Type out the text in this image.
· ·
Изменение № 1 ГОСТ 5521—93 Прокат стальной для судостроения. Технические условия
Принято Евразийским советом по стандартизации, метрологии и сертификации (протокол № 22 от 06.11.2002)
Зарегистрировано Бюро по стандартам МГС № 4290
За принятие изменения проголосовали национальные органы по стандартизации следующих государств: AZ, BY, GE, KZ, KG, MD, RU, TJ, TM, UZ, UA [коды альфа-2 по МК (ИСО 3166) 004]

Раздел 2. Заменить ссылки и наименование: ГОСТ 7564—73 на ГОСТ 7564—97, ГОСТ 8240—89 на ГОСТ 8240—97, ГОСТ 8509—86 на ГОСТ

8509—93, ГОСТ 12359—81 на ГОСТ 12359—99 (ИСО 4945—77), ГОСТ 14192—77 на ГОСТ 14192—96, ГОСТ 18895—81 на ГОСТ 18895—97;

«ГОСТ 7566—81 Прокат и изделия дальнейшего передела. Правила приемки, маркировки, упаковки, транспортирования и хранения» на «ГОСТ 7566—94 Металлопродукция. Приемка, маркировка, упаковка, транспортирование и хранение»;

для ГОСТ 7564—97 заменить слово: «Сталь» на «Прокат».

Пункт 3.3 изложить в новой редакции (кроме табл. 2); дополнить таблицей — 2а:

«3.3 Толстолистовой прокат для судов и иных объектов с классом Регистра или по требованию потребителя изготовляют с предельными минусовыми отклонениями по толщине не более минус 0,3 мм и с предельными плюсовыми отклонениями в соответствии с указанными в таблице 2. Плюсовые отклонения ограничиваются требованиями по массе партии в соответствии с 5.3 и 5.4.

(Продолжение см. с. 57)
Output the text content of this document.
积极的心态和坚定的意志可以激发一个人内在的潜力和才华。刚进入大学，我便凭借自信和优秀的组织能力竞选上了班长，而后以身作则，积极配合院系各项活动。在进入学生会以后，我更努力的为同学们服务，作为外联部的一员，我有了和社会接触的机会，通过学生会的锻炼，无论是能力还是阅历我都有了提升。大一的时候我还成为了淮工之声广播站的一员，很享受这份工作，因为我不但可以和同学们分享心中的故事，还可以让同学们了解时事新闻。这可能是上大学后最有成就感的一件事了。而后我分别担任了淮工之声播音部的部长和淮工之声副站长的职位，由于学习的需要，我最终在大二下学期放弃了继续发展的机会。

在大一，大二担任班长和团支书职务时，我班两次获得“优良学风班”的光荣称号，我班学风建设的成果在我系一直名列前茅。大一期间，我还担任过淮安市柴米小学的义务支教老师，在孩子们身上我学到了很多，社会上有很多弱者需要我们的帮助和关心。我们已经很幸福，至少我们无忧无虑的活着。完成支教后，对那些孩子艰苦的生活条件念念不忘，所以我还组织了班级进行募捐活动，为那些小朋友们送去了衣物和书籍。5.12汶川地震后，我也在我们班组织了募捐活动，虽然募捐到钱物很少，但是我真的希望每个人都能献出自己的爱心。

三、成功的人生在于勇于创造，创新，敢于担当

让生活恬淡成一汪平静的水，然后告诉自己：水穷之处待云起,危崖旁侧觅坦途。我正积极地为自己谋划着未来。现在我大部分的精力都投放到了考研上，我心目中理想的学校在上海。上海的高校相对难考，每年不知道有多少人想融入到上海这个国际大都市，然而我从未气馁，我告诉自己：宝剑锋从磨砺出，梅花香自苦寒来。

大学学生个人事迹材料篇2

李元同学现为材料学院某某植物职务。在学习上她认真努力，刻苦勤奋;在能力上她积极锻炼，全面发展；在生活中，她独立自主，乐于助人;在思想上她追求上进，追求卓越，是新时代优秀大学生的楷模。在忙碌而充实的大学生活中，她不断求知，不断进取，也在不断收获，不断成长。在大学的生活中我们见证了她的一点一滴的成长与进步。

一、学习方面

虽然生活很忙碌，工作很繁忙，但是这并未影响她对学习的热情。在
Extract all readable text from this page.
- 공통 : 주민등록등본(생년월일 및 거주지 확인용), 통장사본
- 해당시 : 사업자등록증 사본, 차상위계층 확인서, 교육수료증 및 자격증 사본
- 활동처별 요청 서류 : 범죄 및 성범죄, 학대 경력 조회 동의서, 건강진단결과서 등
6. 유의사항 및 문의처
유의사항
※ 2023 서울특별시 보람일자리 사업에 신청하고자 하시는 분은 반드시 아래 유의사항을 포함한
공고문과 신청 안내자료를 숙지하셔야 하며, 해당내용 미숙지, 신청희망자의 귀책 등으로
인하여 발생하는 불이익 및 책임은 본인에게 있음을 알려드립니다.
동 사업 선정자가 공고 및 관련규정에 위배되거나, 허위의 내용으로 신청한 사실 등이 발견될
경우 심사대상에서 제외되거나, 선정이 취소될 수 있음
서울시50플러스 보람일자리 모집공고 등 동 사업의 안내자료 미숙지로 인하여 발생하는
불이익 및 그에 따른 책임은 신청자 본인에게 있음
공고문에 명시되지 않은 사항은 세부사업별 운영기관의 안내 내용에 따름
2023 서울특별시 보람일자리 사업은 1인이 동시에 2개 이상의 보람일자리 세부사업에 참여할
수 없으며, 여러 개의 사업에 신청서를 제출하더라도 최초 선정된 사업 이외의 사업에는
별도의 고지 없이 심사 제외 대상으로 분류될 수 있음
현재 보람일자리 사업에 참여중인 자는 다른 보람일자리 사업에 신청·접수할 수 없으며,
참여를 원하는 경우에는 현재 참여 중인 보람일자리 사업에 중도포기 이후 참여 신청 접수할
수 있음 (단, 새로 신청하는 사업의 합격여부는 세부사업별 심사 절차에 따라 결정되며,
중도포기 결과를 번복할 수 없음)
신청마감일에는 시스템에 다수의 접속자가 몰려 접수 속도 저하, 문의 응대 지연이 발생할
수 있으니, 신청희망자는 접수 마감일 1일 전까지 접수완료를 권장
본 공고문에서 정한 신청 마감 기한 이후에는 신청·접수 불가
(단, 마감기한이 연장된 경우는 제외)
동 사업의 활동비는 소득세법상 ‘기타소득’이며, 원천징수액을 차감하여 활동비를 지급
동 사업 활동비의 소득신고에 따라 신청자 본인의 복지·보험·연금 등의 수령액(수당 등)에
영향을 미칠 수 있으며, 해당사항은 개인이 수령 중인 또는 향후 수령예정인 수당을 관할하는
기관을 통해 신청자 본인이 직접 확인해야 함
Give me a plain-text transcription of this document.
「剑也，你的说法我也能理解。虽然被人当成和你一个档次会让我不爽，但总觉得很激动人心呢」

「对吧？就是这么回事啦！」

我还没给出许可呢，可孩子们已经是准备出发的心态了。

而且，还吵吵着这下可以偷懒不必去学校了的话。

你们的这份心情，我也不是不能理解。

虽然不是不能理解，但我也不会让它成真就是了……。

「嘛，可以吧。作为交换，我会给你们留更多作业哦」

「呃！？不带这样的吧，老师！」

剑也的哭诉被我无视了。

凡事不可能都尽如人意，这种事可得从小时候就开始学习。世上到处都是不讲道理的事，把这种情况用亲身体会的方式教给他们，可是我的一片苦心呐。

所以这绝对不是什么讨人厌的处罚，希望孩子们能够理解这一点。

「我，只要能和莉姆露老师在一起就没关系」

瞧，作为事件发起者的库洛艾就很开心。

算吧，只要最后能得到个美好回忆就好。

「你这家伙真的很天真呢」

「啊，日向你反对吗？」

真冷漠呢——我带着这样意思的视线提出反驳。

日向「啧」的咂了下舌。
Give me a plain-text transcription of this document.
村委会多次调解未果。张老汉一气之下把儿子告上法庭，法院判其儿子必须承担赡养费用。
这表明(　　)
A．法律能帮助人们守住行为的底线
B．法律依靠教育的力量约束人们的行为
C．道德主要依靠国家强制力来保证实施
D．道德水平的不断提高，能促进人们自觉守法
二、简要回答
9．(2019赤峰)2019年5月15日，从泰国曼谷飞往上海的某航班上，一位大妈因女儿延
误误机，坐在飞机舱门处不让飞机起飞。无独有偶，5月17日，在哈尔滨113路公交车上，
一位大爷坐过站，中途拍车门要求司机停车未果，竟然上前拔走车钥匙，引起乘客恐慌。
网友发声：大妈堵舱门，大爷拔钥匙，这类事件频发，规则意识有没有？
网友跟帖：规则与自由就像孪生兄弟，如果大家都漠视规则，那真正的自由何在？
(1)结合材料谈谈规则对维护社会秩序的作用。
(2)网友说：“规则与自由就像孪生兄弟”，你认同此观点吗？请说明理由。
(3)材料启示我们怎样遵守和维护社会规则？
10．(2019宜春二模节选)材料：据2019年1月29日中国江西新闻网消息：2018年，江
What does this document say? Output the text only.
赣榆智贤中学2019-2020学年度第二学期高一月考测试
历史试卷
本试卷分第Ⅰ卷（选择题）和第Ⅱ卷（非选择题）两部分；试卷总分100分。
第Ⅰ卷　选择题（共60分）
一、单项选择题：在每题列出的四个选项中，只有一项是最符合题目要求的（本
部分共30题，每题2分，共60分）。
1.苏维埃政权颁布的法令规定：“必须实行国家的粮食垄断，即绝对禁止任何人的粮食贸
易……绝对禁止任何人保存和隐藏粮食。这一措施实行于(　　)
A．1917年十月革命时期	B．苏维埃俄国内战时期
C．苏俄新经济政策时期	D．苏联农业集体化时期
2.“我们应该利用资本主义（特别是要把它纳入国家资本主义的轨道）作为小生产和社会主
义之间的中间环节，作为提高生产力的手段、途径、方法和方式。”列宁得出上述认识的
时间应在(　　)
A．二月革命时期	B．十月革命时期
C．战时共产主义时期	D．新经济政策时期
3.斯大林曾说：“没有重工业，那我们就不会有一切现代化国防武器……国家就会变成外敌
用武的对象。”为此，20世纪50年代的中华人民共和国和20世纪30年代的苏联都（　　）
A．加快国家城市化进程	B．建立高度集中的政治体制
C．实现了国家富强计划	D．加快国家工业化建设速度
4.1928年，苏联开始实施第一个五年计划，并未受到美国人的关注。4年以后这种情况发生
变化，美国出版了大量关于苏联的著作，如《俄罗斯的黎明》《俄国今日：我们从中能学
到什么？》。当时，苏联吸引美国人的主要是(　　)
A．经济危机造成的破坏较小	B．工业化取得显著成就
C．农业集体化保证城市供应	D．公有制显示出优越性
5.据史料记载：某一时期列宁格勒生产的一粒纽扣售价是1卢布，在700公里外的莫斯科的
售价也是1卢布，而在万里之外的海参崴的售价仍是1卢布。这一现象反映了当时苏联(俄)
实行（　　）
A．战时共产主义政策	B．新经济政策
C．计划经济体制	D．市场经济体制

________________________________________

__TASK DIRECTIONS__. Identify the lines above with the word "стандартизации". Copy them.

__EXERCISE SOLUTION__.
Принято Евразийским советом по стандартизации, метрологии и сертификации (протокол № 22 от 06.11.2002)
За принятие изменения проголосовали национальные органы по стандартизации следующих государств: AZ, BY, GE, KZ, KG, MD, RU, TJ, TM, UZ, UA [коды альфа-2 по МК (ИСО 3166) 004]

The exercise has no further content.